● **Work to do**:
Within the data below, state how many lines contain the string "lieu". Provide the number only.

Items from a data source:
___

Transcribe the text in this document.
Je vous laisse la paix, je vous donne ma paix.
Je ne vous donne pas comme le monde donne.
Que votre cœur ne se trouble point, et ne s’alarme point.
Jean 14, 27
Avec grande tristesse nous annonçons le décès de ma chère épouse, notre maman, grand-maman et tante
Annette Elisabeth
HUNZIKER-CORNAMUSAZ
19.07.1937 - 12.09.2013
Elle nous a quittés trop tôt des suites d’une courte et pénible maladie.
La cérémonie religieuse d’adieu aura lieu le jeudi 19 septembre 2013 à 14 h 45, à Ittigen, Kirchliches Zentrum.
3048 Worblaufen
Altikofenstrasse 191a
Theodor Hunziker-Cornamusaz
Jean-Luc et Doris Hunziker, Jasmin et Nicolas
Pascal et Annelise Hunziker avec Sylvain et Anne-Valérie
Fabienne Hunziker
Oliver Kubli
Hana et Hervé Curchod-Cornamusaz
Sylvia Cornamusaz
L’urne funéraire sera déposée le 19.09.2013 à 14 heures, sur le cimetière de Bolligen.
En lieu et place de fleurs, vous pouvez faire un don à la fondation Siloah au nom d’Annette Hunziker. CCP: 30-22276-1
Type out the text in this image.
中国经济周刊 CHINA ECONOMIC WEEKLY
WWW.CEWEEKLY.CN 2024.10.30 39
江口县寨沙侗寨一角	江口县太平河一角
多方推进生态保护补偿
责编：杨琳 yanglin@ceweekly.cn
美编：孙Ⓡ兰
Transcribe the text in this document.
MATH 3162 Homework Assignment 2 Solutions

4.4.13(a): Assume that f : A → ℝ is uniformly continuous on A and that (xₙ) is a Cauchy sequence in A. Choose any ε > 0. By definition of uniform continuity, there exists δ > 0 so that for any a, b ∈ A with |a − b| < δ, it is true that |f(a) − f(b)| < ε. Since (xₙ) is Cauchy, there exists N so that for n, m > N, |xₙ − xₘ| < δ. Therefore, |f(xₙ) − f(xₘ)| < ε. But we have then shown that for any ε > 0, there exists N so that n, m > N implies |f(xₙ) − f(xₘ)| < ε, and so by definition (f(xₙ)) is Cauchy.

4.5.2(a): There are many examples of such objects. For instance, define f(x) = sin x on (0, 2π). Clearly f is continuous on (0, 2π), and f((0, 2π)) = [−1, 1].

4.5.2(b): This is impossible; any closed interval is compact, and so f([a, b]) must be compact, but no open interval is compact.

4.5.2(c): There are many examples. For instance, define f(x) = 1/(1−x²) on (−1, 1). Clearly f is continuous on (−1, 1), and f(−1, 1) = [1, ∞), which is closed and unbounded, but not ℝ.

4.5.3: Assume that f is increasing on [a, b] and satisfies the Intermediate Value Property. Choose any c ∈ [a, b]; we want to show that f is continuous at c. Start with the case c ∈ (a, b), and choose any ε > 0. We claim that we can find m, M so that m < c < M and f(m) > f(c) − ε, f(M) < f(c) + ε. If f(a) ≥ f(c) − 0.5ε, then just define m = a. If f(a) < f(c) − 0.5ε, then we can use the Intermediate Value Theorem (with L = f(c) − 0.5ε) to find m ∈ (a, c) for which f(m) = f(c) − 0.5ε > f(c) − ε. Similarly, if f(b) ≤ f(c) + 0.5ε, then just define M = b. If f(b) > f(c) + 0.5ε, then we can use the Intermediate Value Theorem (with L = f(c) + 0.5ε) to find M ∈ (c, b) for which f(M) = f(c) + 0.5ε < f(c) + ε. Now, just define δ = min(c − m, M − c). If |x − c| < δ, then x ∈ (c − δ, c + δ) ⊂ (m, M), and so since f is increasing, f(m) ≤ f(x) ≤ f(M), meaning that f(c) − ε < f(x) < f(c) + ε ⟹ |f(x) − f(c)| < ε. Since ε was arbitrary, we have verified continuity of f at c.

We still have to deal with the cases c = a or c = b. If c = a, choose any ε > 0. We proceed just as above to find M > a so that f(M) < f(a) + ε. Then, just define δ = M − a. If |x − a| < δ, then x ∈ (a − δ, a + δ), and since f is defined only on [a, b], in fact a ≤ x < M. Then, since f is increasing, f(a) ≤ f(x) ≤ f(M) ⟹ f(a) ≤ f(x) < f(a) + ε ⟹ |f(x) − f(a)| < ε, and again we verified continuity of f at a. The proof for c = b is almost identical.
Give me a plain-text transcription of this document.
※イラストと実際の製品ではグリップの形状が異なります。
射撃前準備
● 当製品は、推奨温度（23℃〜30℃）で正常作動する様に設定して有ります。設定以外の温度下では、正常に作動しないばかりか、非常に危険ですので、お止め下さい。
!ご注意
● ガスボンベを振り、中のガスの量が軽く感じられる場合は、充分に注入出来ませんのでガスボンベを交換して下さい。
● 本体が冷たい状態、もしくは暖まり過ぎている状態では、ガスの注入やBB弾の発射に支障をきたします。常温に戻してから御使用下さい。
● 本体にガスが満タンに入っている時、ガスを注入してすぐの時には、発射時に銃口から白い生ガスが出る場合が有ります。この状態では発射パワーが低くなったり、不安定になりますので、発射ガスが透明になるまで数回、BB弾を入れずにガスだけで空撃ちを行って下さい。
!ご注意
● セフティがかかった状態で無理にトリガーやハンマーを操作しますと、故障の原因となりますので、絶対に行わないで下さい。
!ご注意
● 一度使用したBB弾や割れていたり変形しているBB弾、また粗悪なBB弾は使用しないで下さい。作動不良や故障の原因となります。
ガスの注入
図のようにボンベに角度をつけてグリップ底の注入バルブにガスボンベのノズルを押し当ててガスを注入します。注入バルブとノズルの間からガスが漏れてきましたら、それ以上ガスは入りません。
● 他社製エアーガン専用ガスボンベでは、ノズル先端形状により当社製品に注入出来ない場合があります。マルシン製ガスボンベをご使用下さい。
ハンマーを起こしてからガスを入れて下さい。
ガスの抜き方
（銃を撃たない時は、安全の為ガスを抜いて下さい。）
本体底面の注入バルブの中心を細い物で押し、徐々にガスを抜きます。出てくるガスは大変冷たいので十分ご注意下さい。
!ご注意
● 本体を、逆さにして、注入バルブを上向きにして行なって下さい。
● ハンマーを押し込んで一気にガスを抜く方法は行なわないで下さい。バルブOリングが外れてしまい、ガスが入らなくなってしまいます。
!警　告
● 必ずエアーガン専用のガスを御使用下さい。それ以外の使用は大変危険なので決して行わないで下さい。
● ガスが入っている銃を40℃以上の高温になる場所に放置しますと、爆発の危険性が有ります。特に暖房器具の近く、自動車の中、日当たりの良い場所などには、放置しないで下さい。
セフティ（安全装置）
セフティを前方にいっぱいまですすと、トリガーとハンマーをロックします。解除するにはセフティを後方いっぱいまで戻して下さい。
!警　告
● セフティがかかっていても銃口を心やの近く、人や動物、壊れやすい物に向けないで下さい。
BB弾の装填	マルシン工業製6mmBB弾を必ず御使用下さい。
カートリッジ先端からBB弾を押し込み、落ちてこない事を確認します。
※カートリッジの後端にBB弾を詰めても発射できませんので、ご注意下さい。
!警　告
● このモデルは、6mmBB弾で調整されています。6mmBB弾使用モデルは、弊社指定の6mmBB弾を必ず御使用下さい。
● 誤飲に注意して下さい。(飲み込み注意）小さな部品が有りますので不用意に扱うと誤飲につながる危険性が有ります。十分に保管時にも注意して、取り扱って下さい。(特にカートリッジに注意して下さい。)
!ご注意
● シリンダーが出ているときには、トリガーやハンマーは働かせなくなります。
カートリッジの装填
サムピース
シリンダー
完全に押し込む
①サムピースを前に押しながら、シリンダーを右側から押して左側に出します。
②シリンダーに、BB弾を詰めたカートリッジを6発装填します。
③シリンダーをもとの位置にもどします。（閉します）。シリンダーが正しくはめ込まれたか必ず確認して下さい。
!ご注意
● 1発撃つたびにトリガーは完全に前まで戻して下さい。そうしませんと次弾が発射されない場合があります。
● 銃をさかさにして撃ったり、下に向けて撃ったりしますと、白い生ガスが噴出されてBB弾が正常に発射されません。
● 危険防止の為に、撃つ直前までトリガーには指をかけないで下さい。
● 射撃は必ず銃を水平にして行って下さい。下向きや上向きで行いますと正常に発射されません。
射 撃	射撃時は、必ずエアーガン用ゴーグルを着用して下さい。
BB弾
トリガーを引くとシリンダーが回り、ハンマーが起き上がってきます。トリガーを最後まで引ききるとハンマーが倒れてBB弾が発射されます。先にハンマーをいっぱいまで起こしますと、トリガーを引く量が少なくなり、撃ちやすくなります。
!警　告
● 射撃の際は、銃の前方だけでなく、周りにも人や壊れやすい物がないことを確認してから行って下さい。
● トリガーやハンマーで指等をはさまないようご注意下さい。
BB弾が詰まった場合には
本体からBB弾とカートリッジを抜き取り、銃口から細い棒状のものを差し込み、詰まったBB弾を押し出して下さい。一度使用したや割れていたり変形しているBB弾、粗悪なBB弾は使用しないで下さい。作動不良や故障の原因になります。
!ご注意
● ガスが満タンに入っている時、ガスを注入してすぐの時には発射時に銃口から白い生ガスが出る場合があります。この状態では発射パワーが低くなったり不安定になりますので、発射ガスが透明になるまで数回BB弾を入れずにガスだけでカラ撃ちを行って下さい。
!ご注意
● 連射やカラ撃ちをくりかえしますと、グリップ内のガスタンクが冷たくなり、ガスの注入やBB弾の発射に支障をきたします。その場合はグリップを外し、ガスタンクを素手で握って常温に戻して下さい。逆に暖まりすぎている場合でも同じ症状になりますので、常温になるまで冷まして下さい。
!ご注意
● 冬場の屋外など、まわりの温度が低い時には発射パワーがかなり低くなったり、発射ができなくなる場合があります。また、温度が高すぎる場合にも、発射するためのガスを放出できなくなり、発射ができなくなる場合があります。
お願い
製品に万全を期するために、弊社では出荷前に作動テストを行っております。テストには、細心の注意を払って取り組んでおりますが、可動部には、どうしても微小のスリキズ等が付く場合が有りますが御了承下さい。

___

● **Result for this task**:
2